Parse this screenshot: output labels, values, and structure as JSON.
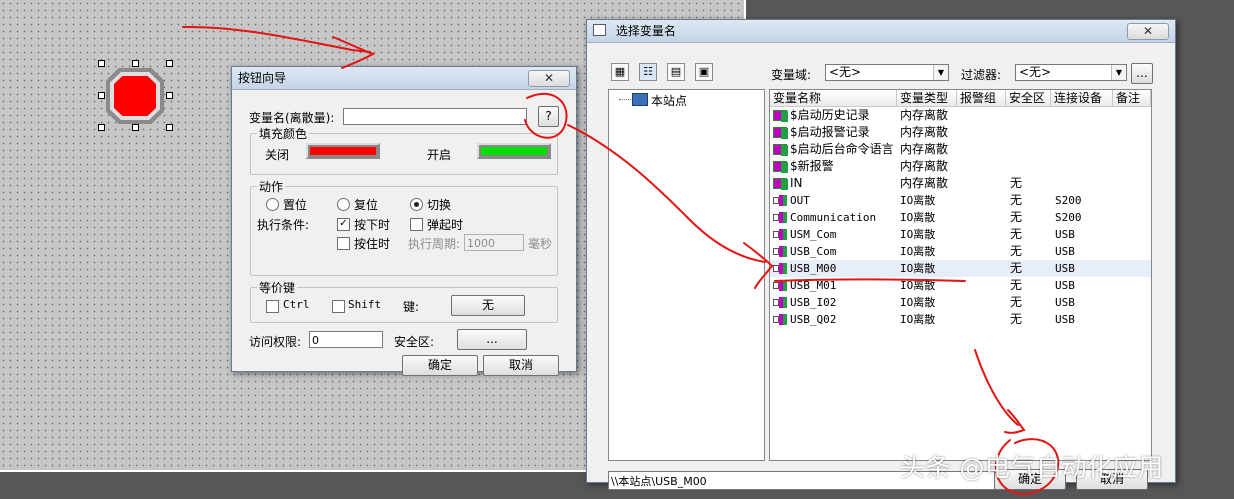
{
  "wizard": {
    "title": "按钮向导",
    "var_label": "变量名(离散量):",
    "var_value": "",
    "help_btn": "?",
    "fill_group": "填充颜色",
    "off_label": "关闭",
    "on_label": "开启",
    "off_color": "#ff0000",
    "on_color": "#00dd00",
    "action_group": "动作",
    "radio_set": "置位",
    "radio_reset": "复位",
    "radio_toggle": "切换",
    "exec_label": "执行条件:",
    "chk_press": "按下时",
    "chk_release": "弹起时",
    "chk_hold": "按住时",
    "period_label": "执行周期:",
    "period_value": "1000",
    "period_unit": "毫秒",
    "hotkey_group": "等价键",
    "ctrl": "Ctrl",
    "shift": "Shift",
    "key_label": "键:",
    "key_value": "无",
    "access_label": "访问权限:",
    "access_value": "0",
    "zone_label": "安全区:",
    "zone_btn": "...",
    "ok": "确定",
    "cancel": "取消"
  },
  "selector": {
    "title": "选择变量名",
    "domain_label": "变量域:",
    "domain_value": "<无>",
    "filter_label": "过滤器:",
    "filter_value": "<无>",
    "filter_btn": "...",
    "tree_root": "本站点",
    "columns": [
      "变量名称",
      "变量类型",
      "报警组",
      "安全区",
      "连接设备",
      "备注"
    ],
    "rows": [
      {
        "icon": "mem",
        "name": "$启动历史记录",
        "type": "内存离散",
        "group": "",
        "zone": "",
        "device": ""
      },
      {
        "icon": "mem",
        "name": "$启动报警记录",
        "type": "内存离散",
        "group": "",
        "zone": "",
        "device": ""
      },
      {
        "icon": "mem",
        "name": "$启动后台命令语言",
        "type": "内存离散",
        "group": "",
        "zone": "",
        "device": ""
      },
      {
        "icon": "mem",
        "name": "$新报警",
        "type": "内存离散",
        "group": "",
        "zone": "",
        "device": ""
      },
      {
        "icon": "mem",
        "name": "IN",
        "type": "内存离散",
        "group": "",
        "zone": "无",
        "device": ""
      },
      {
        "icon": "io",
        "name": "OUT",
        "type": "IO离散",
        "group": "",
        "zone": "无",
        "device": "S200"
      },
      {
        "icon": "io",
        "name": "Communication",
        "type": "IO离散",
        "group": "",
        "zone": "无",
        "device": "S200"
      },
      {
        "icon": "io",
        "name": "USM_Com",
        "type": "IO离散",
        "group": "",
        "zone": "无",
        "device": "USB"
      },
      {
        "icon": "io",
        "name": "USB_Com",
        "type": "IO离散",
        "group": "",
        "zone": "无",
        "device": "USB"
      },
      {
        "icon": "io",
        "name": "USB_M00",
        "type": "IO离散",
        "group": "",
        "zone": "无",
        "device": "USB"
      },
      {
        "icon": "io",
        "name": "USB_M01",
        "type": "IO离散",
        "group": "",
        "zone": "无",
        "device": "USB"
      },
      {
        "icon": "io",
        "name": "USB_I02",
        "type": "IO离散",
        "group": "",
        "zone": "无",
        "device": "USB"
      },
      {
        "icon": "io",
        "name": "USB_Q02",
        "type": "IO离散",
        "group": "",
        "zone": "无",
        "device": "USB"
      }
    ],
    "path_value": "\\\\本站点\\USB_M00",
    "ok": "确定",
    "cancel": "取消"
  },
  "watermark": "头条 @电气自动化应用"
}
###
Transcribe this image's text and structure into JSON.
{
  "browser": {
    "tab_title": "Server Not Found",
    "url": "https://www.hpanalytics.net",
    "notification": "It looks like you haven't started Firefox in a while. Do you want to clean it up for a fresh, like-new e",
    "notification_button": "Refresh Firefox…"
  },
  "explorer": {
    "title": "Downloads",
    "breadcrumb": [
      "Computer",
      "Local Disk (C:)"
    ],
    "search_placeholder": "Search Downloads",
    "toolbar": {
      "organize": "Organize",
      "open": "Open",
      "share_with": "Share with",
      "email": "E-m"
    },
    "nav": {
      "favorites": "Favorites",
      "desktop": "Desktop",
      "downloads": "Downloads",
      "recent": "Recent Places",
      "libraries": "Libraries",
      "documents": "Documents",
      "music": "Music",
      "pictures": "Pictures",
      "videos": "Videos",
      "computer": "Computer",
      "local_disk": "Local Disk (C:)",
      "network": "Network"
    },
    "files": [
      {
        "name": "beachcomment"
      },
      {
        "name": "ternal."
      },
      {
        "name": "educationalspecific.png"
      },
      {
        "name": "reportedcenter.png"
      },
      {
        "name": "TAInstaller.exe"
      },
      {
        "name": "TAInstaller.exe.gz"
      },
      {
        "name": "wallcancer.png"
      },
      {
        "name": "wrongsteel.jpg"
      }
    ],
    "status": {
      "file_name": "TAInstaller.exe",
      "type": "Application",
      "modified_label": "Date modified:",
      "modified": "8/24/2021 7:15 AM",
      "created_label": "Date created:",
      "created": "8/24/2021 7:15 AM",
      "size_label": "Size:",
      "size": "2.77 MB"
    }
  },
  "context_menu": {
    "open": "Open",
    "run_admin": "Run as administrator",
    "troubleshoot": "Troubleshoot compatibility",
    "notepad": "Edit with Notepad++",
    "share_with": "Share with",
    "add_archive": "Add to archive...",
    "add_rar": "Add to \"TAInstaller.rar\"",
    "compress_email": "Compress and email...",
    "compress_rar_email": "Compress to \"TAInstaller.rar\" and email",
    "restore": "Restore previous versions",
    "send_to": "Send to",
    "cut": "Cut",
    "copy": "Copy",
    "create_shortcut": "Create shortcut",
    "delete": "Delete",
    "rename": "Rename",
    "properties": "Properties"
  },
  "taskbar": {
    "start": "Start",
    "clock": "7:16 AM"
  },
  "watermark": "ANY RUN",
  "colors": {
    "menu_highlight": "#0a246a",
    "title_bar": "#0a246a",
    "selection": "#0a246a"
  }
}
###
Take every line that includes the string "Downloads" and copy it.

• **Exercise output**:
    "title": "Downloads",
    "search_placeholder": "Search Downloads",
      "downloads": "Downloads",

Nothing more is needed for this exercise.